[WORK INSTRUCTIONS] Copy every one of the following rows word for word, leaving out the pictures.

[MATERIAL FOR THE TASK]
- - -
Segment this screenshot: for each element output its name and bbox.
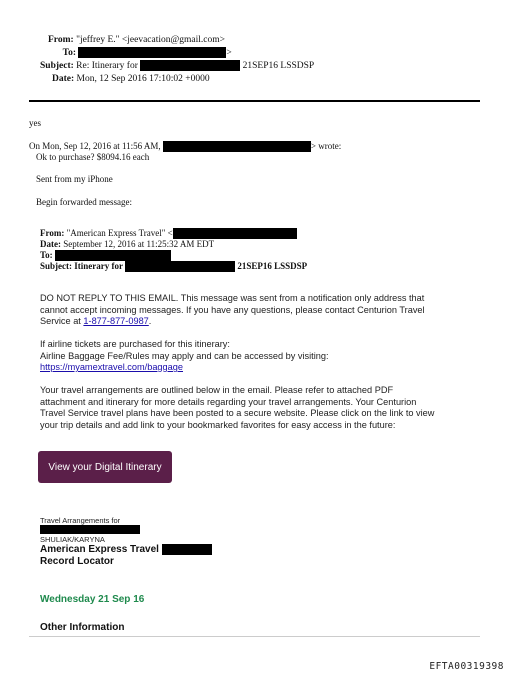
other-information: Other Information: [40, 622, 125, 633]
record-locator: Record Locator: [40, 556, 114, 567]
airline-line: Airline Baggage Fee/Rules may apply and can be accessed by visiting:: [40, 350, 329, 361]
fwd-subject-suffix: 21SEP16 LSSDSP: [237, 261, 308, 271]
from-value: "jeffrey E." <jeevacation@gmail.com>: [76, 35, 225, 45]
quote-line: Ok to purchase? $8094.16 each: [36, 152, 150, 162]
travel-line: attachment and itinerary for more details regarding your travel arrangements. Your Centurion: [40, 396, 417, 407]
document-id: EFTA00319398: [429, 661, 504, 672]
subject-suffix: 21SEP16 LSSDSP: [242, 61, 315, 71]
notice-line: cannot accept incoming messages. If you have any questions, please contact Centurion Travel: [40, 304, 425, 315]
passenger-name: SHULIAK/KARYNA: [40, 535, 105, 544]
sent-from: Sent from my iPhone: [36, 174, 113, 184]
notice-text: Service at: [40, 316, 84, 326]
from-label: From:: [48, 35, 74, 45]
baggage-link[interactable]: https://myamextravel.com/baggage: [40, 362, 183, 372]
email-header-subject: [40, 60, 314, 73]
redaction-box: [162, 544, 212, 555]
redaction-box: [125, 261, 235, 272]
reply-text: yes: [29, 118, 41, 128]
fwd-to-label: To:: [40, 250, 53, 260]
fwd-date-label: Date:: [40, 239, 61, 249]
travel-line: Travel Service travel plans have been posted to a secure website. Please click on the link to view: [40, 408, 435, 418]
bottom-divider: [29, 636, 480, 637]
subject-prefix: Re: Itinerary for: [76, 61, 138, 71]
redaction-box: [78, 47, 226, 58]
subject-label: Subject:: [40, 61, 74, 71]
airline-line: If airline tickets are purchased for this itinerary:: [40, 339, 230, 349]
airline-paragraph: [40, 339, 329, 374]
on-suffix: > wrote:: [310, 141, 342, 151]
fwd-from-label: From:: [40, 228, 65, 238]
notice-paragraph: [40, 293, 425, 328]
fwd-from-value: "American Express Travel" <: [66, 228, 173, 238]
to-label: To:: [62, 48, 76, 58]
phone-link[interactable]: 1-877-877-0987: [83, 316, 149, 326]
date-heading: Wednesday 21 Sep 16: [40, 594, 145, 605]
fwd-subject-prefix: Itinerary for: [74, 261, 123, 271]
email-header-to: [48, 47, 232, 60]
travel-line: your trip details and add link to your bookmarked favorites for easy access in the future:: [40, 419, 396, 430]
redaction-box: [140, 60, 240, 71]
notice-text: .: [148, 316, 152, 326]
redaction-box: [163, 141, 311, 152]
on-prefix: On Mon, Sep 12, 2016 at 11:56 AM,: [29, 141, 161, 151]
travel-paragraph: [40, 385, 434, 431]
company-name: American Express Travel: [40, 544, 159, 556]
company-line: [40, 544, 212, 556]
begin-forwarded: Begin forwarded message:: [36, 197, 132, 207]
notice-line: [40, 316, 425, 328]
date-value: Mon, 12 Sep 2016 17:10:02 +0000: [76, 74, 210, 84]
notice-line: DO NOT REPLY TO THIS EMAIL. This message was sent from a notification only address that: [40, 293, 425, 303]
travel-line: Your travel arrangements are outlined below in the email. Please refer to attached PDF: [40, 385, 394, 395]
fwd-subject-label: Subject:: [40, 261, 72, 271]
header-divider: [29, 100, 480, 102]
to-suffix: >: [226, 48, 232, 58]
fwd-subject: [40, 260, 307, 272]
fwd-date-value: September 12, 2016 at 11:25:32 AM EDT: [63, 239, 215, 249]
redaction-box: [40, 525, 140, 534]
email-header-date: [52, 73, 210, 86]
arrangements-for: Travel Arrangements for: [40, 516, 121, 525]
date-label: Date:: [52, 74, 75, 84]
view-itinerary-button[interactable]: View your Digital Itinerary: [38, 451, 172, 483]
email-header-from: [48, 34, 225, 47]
- - -
[EXERCISE SOLUTION]
Segment this screenshot: for each element output its name and bbox.
other-information: Other Information: [40, 622, 125, 633]
record-locator: Record Locator: [40, 556, 114, 567]
airline-line: Airline Baggage Fee/Rules may apply and can be accessed by visiting:: [40, 350, 329, 361]
fwd-subject-suffix: 21SEP16 LSSDSP: [237, 261, 308, 271]
from-value: "jeffrey E." <jeevacation@gmail.com>: [76, 35, 225, 45]
quote-line: Ok to purchase? $8094.16 each: [36, 152, 150, 162]
travel-line: attachment and itinerary for more details regarding your travel arrangements. Your Centurion: [40, 396, 417, 407]
document-id: EFTA00319398: [429, 661, 504, 672]
subject-suffix: 21SEP16 LSSDSP: [242, 61, 315, 71]
notice-line: cannot accept incoming messages. If you have any questions, please contact Centurion Travel: [40, 304, 425, 315]
passenger-name: SHULIAK/KARYNA: [40, 535, 105, 544]
sent-from: Sent from my iPhone: [36, 174, 113, 184]
notice-text: Service at: [40, 316, 84, 326]
from-label: From:: [48, 35, 74, 45]
baggage-link[interactable]: https://myamextravel.com/baggage: [40, 362, 183, 372]
email-header-subject: [40, 60, 314, 73]
redaction-box: [162, 544, 212, 555]
redaction-box: [125, 261, 235, 272]
reply-text: yes: [29, 118, 41, 128]
fwd-to-label: To:: [40, 250, 53, 260]
fwd-date-label: Date:: [40, 239, 61, 249]
travel-line: Travel Service travel plans have been posted to a secure website. Please click on the link to view: [40, 408, 435, 418]
bottom-divider: [29, 636, 480, 637]
subject-prefix: Re: Itinerary for: [76, 61, 138, 71]
redaction-box: [78, 47, 226, 58]
subject-label: Subject:: [40, 61, 74, 71]
airline-line: If airline tickets are purchased for this itinerary:: [40, 339, 230, 349]
airline-paragraph: [40, 339, 329, 374]
on-suffix: > wrote:: [310, 141, 342, 151]
fwd-from-label: From:: [40, 228, 65, 238]
notice-paragraph: [40, 293, 425, 328]
fwd-from-value: "American Express Travel" <: [66, 228, 173, 238]
to-label: To:: [62, 48, 76, 58]
phone-link[interactable]: 1-877-877-0987: [83, 316, 149, 326]
date-heading: Wednesday 21 Sep 16: [40, 594, 145, 605]
fwd-subject-prefix: Itinerary for: [74, 261, 123, 271]
email-header-to: [48, 47, 232, 60]
travel-line: your trip details and add link to your bookmarked favorites for easy access in the future:: [40, 419, 396, 430]
redaction-box: [140, 60, 240, 71]
notice-text: .: [148, 316, 152, 326]
redaction-box: [163, 141, 311, 152]
on-prefix: On Mon, Sep 12, 2016 at 11:56 AM,: [29, 141, 161, 151]
travel-paragraph: [40, 385, 434, 431]
company-name: American Express Travel: [40, 544, 159, 556]
company-line: [40, 544, 212, 556]
begin-forwarded: Begin forwarded message:: [36, 197, 132, 207]
notice-line: [40, 316, 425, 328]
date-value: Mon, 12 Sep 2016 17:10:02 +0000: [76, 74, 210, 84]
notice-line: DO NOT REPLY TO THIS EMAIL. This message was sent from a notification only address that: [40, 293, 425, 303]
travel-line: Your travel arrangements are outlined below in the email. Please refer to attached PDF: [40, 385, 394, 395]
fwd-subject-label: Subject:: [40, 261, 72, 271]
header-divider: [29, 100, 480, 102]
to-suffix: >: [226, 48, 232, 58]
fwd-subject: [40, 260, 307, 272]
fwd-date-value: September 12, 2016 at 11:25:32 AM EDT: [63, 239, 215, 249]
redaction-box: [40, 525, 140, 534]
email-header-date: [52, 73, 210, 86]
arrangements-for: Travel Arrangements for: [40, 516, 121, 525]
date-label: Date:: [52, 74, 75, 84]
view-itinerary-button[interactable]: View your Digital Itinerary: [38, 451, 172, 483]
email-header-from: [48, 34, 225, 47]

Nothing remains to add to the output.